** Start Material for this task **
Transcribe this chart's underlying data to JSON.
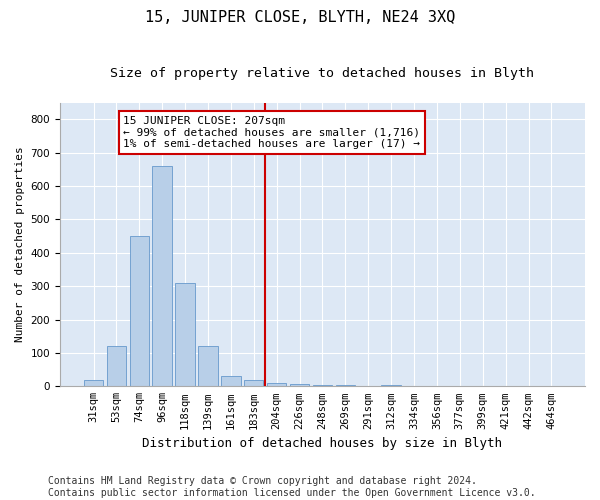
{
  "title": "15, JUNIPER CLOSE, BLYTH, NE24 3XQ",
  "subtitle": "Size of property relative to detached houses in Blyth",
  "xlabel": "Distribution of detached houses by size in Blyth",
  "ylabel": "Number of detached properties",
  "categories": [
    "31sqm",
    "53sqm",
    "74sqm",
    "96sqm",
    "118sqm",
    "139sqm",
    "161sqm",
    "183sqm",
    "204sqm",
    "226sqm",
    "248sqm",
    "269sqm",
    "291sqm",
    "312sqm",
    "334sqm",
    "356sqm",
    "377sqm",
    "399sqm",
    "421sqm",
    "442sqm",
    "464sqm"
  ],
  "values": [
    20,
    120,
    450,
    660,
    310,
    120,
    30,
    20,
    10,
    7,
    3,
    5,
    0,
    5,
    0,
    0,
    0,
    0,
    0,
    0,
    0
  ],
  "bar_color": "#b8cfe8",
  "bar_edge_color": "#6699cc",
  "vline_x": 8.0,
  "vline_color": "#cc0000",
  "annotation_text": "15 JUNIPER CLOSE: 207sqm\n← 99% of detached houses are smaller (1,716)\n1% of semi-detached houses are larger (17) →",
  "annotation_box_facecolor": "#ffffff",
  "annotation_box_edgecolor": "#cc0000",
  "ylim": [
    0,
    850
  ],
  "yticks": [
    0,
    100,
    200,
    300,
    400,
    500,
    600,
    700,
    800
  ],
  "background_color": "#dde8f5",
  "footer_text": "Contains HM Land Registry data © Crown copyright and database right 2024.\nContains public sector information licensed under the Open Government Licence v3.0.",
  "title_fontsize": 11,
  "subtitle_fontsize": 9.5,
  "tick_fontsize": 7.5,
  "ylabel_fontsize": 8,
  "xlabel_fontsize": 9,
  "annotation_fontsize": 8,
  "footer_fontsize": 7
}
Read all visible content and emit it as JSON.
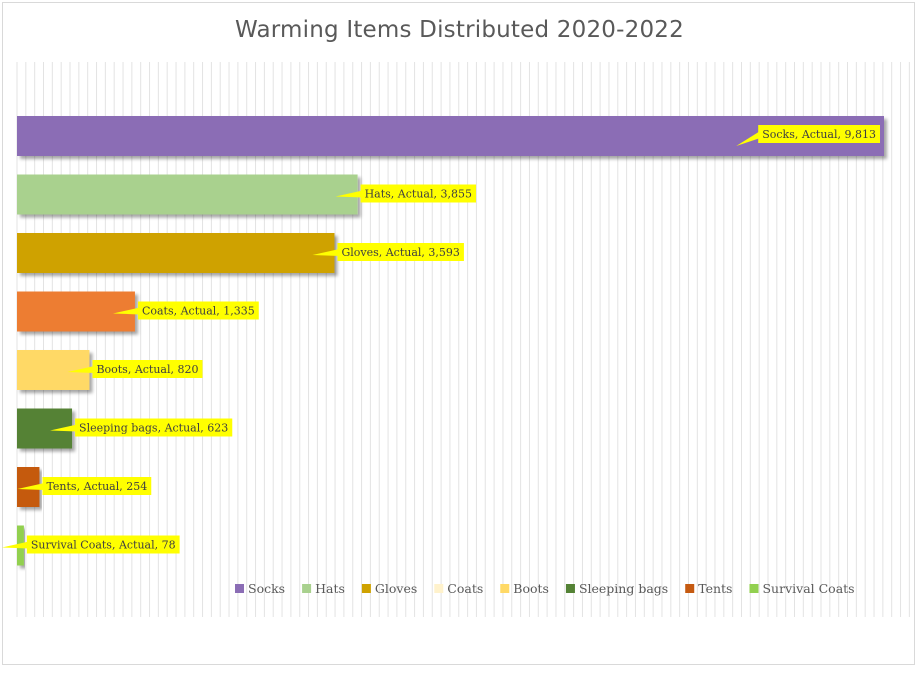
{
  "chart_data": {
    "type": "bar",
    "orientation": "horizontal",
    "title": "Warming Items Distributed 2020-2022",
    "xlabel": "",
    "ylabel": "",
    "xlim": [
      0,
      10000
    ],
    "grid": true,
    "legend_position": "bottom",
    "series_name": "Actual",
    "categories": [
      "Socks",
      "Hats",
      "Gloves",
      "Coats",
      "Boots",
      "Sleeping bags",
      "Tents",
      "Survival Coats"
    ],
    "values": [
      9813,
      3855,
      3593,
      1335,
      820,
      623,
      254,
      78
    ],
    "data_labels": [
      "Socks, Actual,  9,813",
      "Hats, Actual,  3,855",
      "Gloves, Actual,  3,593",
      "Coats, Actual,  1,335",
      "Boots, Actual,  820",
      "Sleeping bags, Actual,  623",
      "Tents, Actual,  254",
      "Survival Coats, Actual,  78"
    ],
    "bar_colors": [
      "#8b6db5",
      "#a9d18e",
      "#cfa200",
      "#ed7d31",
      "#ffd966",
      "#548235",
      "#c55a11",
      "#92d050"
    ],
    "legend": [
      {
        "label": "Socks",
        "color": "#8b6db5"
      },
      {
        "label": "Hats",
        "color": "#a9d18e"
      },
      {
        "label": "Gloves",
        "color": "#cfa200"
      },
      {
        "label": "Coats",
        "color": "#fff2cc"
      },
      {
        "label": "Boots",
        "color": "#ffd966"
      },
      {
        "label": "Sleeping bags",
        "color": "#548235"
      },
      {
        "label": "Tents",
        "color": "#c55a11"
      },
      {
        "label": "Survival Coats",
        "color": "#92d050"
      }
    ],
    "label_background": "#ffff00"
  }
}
** End Material for this task **
--- Description of the task ---
Where a line above contains the word "Actual", copy that line.

--- Full output ---
    "series_name": "Actual",
      "Socks, Actual,  9,813",
      "Hats, Actual,  3,855",
      "Gloves, Actual,  3,593",
      "Coats, Actual,  1,335",
      "Boots, Actual,  820",
      "Sleeping bags, Actual,  623",
      "Tents, Actual,  254",
      "Survival Coats, Actual,  78"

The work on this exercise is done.